→ **GOAL OF THE EXERCISE**: Each entry below is to be duplicated verbatim.

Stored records
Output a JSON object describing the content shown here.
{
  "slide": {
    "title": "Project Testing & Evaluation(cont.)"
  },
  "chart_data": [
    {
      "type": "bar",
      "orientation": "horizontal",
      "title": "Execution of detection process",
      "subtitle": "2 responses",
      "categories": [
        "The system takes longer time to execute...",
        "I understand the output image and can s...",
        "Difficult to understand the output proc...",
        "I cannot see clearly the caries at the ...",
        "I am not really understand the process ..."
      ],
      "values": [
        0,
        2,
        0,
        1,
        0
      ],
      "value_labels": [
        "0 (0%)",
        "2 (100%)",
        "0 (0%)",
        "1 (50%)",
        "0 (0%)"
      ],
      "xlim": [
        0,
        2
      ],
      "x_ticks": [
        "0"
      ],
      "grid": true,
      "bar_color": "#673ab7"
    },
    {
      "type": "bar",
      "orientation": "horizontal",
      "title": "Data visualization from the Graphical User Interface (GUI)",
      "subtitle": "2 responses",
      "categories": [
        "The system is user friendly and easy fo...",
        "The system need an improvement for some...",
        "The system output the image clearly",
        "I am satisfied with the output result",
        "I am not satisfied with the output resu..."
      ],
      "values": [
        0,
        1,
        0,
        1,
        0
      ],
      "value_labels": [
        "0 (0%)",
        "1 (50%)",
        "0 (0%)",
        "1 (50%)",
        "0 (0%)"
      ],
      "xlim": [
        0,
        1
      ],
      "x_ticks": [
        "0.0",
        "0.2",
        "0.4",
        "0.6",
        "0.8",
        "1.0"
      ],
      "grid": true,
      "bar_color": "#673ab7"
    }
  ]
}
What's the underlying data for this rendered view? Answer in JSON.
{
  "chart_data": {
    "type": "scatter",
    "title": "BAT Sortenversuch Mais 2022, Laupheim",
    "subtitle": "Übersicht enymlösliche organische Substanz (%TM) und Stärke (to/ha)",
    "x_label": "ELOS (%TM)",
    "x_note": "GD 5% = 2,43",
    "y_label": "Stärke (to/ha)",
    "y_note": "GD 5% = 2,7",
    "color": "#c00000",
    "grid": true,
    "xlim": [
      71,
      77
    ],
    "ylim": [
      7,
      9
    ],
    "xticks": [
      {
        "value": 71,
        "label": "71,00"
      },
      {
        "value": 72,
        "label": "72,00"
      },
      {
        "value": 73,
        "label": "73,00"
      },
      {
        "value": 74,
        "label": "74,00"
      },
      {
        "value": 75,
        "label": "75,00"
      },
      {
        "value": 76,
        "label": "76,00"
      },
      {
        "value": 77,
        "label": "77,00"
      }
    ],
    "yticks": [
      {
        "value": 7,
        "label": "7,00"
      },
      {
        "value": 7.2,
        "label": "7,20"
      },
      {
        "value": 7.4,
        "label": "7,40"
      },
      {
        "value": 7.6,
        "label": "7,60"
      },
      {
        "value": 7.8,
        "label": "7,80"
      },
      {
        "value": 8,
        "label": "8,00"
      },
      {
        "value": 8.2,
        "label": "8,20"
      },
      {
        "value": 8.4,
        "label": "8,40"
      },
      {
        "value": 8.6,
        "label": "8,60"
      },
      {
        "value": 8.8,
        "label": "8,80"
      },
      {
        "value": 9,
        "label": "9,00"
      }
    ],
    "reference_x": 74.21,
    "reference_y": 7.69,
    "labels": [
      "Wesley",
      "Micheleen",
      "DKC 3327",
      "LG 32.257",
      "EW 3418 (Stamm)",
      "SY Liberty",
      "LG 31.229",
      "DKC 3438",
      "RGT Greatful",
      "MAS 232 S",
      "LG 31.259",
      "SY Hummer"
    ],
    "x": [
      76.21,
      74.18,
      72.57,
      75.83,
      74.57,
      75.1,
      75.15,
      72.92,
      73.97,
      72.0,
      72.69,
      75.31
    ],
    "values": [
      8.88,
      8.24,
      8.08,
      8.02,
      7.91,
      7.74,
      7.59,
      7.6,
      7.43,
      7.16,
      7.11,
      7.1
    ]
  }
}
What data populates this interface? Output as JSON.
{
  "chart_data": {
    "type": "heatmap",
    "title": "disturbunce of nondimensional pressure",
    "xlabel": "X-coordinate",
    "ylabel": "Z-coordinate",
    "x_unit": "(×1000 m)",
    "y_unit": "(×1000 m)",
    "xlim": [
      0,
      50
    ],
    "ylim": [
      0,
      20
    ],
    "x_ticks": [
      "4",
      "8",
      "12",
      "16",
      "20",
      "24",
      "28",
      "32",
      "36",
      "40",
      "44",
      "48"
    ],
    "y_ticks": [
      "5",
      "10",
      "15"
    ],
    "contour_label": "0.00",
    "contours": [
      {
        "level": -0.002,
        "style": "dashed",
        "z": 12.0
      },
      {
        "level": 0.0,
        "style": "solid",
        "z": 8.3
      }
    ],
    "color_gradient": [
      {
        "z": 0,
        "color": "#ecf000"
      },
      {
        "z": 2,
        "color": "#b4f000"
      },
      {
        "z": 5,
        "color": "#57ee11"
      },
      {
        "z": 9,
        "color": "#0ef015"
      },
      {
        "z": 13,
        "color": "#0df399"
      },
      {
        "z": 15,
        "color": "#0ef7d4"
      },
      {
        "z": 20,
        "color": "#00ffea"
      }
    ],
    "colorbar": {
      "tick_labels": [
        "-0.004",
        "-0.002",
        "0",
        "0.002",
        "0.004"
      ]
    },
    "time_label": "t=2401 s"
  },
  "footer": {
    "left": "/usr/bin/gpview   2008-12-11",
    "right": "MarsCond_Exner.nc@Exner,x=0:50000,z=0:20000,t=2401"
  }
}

→ **ANSWER TO THIS EXERCISE**:
Output a JSON object describing the content shown here.
{
  "slide": {
    "title": "Project Testing & Evaluation(cont.)"
  },
  "chart_data": [
    {
      "type": "bar",
      "orientation": "horizontal",
      "title": "Execution of detection process",
      "subtitle": "2 responses",
      "categories": [
        "The system takes longer time to execute...",
        "I understand the output image and can s...",
        "Difficult to understand the output proc...",
        "I cannot see clearly the caries at the ...",
        "I am not really understand the process ..."
      ],
      "values": [
        0,
        2,
        0,
        1,
        0
      ],
      "value_labels": [
        "0 (0%)",
        "2 (100%)",
        "0 (0%)",
        "1 (50%)",
        "0 (0%)"
      ],
      "xlim": [
        0,
        2
      ],
      "x_ticks": [
        "0"
      ],
      "grid": true,
      "bar_color": "#673ab7"
    },
    {
      "type": "bar",
      "orientation": "horizontal",
      "title": "Data visualization from the Graphical User Interface (GUI)",
      "subtitle": "2 responses",
      "categories": [
        "The system is user friendly and easy fo...",
        "The system need an improvement for some...",
        "The system output the image clearly",
        "I am satisfied with the output result",
        "I am not satisfied with the output resu..."
      ],
      "values": [
        0,
        1,
        0,
        1,
        0
      ],
      "value_labels": [
        "0 (0%)",
        "1 (50%)",
        "0 (0%)",
        "1 (50%)",
        "0 (0%)"
      ],
      "xlim": [
        0,
        1
      ],
      "x_ticks": [
        "0.0",
        "0.2",
        "0.4",
        "0.6",
        "0.8",
        "1.0"
      ],
      "grid": true,
      "bar_color": "#673ab7"
    }
  ]
}
What's the underlying data for this rendered view? Answer in JSON.
{
  "chart_data": {
    "type": "scatter",
    "title": "BAT Sortenversuch Mais 2022, Laupheim",
    "subtitle": "Übersicht enymlösliche organische Substanz (%TM) und Stärke (to/ha)",
    "x_label": "ELOS (%TM)",
    "x_note": "GD 5% = 2,43",
    "y_label": "Stärke (to/ha)",
    "y_note": "GD 5% = 2,7",
    "color": "#c00000",
    "grid": true,
    "xlim": [
      71,
      77
    ],
    "ylim": [
      7,
      9
    ],
    "xticks": [
      {
        "value": 71,
        "label": "71,00"
      },
      {
        "value": 72,
        "label": "72,00"
      },
      {
        "value": 73,
        "label": "73,00"
      },
      {
        "value": 74,
        "label": "74,00"
      },
      {
        "value": 75,
        "label": "75,00"
      },
      {
        "value": 76,
        "label": "76,00"
      },
      {
        "value": 77,
        "label": "77,00"
      }
    ],
    "yticks": [
      {
        "value": 7,
        "label": "7,00"
      },
      {
        "value": 7.2,
        "label": "7,20"
      },
      {
        "value": 7.4,
        "label": "7,40"
      },
      {
        "value": 7.6,
        "label": "7,60"
      },
      {
        "value": 7.8,
        "label": "7,80"
      },
      {
        "value": 8,
        "label": "8,00"
      },
      {
        "value": 8.2,
        "label": "8,20"
      },
      {
        "value": 8.4,
        "label": "8,40"
      },
      {
        "value": 8.6,
        "label": "8,60"
      },
      {
        "value": 8.8,
        "label": "8,80"
      },
      {
        "value": 9,
        "label": "9,00"
      }
    ],
    "reference_x": 74.21,
    "reference_y": 7.69,
    "labels": [
      "Wesley",
      "Micheleen",
      "DKC 3327",
      "LG 32.257",
      "EW 3418 (Stamm)",
      "SY Liberty",
      "LG 31.229",
      "DKC 3438",
      "RGT Greatful",
      "MAS 232 S",
      "LG 31.259",
      "SY Hummer"
    ],
    "x": [
      76.21,
      74.18,
      72.57,
      75.83,
      74.57,
      75.1,
      75.15,
      72.92,
      73.97,
      72.0,
      72.69,
      75.31
    ],
    "values": [
      8.88,
      8.24,
      8.08,
      8.02,
      7.91,
      7.74,
      7.59,
      7.6,
      7.43,
      7.16,
      7.11,
      7.1
    ]
  }
}
What data populates this interface? Output as JSON.
{
  "chart_data": {
    "type": "heatmap",
    "title": "disturbunce of nondimensional pressure",
    "xlabel": "X-coordinate",
    "ylabel": "Z-coordinate",
    "x_unit": "(×1000 m)",
    "y_unit": "(×1000 m)",
    "xlim": [
      0,
      50
    ],
    "ylim": [
      0,
      20
    ],
    "x_ticks": [
      "4",
      "8",
      "12",
      "16",
      "20",
      "24",
      "28",
      "32",
      "36",
      "40",
      "44",
      "48"
    ],
    "y_ticks": [
      "5",
      "10",
      "15"
    ],
    "contour_label": "0.00",
    "contours": [
      {
        "level": -0.002,
        "style": "dashed",
        "z": 12.0
      },
      {
        "level": 0.0,
        "style": "solid",
        "z": 8.3
      }
    ],
    "color_gradient": [
      {
        "z": 0,
        "color": "#ecf000"
      },
      {
        "z": 2,
        "color": "#b4f000"
      },
      {
        "z": 5,
        "color": "#57ee11"
      },
      {
        "z": 9,
        "color": "#0ef015"
      },
      {
        "z": 13,
        "color": "#0df399"
      },
      {
        "z": 15,
        "color": "#0ef7d4"
      },
      {
        "z": 20,
        "color": "#00ffea"
      }
    ],
    "colorbar": {
      "tick_labels": [
        "-0.004",
        "-0.002",
        "0",
        "0.002",
        "0.004"
      ]
    },
    "time_label": "t=2401 s"
  },
  "footer": {
    "left": "/usr/bin/gpview   2008-12-11",
    "right": "MarsCond_Exner.nc@Exner,x=0:50000,z=0:20000,t=2401"
  }
}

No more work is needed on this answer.